[Recorded data]
=====

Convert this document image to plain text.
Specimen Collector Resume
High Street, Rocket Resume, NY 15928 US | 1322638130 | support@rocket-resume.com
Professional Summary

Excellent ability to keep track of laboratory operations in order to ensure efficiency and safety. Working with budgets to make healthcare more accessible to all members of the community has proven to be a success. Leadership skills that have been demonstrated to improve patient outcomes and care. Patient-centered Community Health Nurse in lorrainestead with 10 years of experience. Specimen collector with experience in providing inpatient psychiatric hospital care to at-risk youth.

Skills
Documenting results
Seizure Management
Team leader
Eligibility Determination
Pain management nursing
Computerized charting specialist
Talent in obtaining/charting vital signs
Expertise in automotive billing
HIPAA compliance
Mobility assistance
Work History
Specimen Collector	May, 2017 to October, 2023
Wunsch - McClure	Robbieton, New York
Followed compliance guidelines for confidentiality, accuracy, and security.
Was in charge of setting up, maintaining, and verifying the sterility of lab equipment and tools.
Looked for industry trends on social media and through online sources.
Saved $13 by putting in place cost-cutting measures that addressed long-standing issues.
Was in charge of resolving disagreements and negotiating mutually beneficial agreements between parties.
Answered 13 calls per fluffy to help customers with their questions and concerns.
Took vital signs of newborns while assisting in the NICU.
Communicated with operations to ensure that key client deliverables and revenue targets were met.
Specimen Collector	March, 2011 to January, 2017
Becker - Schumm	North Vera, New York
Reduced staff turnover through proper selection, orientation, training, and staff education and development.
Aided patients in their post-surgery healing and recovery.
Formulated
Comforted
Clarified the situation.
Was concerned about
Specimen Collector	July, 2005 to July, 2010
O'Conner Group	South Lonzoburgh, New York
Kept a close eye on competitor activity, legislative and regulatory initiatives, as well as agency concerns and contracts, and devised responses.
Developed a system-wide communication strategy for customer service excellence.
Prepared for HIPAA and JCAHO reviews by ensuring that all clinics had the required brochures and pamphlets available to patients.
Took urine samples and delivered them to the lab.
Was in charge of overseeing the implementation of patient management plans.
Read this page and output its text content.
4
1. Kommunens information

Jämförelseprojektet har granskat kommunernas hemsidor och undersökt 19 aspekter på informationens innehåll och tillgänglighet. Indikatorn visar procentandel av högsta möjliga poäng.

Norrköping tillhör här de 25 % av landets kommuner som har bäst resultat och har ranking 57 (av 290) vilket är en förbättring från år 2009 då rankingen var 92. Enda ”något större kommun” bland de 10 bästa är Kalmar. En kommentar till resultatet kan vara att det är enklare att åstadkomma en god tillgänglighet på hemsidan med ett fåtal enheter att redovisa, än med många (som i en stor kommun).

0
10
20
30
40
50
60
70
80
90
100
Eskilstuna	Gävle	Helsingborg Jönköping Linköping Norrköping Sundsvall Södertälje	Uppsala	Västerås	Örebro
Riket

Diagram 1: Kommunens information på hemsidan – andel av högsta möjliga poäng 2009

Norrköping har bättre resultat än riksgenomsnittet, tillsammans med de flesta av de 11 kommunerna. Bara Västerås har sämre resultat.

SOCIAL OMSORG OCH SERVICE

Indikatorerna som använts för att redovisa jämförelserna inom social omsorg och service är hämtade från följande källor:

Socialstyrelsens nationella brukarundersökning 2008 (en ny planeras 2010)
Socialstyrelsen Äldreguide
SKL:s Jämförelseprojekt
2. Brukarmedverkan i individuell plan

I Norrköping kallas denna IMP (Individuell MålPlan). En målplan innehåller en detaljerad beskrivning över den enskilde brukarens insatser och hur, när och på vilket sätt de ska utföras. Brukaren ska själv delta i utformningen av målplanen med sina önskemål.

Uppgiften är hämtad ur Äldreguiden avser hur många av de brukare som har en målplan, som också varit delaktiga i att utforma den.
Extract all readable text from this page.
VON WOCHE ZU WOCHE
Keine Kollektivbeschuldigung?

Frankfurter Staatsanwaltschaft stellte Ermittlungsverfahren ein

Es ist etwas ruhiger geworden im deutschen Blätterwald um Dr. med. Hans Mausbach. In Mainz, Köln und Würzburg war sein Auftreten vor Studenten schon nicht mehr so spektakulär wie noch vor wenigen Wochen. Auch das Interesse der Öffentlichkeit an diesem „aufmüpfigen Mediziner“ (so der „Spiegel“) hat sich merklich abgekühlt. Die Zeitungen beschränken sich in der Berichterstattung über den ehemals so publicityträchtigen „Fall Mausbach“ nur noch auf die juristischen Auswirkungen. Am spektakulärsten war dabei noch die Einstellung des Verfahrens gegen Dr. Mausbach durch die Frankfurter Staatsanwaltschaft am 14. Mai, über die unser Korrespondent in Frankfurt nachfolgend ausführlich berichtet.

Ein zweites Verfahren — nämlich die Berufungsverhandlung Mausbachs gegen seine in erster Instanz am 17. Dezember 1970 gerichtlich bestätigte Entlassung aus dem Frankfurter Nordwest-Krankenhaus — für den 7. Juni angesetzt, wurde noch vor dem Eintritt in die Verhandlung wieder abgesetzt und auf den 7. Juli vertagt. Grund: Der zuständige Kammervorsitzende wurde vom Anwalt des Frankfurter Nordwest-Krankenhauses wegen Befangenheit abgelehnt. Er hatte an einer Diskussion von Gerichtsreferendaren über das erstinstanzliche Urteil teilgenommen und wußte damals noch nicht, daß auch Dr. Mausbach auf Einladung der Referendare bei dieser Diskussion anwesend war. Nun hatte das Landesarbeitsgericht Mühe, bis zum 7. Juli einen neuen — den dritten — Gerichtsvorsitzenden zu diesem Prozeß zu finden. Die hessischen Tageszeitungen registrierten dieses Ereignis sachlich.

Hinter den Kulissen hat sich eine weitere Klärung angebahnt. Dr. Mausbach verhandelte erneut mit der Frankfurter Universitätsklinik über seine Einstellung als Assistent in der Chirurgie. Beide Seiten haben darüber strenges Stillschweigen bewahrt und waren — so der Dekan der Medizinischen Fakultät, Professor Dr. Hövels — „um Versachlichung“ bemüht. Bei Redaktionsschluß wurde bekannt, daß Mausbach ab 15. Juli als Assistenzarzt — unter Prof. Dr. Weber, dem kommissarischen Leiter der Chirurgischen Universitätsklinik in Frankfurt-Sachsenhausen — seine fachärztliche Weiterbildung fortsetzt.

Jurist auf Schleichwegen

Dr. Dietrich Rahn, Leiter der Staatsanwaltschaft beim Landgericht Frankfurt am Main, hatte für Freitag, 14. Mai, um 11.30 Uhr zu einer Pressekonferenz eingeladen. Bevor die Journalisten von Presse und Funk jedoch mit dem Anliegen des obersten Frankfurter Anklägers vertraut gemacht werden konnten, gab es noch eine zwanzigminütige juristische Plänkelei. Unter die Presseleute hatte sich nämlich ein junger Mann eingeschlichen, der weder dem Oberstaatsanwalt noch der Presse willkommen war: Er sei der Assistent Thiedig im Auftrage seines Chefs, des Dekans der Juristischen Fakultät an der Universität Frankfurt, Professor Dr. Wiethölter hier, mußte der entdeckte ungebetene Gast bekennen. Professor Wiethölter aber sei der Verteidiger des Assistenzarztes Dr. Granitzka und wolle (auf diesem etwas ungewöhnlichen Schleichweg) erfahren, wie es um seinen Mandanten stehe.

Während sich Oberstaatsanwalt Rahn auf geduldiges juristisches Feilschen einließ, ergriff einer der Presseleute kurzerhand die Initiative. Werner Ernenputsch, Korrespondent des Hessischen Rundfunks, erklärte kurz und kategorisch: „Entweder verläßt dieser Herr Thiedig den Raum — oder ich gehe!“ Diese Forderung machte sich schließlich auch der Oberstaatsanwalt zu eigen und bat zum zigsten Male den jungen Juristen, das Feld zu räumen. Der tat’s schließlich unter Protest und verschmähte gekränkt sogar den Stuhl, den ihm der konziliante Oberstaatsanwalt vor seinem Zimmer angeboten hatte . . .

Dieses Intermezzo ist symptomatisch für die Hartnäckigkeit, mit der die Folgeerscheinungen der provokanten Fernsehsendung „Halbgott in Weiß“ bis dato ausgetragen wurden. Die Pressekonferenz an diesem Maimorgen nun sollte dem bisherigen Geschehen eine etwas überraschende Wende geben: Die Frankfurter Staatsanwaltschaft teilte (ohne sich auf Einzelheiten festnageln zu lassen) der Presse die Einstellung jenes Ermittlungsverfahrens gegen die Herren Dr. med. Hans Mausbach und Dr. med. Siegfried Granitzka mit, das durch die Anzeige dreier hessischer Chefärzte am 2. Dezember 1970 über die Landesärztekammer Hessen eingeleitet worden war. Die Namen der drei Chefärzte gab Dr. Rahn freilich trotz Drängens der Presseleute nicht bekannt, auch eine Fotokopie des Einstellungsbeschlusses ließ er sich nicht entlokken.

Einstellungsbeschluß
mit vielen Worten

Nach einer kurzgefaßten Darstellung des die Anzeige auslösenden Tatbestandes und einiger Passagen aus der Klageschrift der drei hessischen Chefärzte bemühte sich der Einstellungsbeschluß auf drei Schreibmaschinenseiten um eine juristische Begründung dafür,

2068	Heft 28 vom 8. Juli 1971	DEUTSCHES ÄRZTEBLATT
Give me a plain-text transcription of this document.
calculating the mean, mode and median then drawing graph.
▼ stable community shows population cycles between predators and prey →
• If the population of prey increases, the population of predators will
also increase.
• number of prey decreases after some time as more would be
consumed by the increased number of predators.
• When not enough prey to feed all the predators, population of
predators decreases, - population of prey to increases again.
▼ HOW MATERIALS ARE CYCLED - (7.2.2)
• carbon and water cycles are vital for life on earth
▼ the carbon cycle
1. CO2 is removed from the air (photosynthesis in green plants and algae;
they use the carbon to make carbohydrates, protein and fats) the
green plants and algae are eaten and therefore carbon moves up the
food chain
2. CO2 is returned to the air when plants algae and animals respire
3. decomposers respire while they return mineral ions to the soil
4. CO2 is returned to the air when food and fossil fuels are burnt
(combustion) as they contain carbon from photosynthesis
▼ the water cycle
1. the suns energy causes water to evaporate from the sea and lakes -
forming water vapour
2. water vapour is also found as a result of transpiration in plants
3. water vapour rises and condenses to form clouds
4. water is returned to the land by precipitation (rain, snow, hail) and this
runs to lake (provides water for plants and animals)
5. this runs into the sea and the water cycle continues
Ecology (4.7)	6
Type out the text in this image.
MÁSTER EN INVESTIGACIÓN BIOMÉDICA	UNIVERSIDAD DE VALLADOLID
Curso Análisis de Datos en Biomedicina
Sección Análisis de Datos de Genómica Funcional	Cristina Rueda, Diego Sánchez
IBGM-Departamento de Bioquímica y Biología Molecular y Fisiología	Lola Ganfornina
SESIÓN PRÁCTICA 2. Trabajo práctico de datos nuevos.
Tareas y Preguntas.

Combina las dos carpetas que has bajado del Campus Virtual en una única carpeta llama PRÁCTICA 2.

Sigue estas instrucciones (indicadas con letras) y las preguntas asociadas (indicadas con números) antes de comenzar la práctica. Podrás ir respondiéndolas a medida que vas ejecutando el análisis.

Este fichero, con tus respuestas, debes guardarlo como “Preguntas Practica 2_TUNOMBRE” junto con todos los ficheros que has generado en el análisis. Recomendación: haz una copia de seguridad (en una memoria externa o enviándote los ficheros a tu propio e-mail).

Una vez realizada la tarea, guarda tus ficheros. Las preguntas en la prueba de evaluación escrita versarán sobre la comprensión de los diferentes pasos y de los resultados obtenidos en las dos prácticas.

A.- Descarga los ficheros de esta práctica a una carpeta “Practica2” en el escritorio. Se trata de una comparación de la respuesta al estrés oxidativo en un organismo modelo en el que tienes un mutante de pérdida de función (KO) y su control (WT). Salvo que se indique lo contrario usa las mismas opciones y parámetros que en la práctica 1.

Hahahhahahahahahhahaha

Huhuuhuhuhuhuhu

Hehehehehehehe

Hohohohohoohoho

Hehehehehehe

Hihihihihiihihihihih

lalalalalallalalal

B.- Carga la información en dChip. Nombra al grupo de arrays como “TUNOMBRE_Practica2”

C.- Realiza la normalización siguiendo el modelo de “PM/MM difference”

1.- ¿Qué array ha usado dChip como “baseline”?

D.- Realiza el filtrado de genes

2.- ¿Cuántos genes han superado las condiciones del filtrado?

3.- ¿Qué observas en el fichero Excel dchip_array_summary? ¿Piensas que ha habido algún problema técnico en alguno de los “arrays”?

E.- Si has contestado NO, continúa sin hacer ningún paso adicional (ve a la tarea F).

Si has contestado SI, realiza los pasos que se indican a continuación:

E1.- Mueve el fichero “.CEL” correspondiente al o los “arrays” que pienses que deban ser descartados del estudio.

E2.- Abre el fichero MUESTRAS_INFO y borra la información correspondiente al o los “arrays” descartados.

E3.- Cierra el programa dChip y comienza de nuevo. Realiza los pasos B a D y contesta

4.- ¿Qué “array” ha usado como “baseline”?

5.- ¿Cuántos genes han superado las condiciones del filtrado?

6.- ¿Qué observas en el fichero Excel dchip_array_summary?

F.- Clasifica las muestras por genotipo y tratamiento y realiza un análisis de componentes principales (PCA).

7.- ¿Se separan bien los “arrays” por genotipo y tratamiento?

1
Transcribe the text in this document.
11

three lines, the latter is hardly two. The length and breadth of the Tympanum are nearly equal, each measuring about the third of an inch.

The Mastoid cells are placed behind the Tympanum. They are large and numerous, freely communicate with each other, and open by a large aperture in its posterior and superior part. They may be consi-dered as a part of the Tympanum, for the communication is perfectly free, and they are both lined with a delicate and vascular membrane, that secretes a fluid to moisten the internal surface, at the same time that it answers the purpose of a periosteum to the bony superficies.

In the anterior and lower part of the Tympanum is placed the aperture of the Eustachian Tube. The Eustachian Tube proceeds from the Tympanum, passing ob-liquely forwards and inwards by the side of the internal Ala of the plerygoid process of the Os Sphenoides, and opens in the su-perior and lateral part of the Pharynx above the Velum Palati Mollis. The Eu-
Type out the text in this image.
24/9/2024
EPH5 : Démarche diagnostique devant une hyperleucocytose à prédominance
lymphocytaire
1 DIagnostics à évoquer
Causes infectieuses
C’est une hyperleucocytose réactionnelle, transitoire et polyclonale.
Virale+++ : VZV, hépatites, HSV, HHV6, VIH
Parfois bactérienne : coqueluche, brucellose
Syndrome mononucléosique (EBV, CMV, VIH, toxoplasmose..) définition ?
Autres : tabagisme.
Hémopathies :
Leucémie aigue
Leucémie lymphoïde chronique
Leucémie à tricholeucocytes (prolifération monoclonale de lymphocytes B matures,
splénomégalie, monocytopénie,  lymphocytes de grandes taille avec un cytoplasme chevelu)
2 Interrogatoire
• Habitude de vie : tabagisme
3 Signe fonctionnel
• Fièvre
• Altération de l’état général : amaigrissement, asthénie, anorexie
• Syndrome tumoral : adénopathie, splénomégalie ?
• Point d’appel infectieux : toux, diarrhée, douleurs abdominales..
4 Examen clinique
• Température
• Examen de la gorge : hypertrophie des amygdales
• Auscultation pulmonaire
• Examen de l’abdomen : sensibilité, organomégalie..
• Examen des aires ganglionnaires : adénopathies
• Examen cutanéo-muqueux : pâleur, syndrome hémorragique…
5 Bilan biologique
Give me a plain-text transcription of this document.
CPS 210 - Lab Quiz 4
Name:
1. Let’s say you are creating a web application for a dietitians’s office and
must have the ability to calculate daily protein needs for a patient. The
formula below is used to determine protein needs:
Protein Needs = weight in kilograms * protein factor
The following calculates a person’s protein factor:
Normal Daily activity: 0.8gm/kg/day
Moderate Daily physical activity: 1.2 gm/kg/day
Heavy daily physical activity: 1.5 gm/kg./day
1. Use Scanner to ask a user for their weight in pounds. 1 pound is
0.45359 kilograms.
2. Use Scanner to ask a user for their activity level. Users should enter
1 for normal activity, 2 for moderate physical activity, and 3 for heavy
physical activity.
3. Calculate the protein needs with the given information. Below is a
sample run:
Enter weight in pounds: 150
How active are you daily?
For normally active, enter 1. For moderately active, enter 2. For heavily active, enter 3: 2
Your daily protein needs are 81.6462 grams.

=====

*Goal of the exercise:*
Where a line of the data holds the word "från", copy that line.

*Result of the task:*
Norrköping tillhör här de 25 % av landets kommuner som har bäst resultat och har ranking 57 (av 290) vilket är en förbättring från år 2009 då rankingen var 92. Enda ”något större kommun” bland de 10 bästa är Kalmar. En kommentar till resultatet kan vara att det är enklare att åstadkomma en god tillgänglighet på hemsidan med ett fåtal enheter att redovisa, än med många (som i en stor kommun).
Indikatorerna som använts för att redovisa jämförelserna inom social omsorg och service är hämtade från följande källor:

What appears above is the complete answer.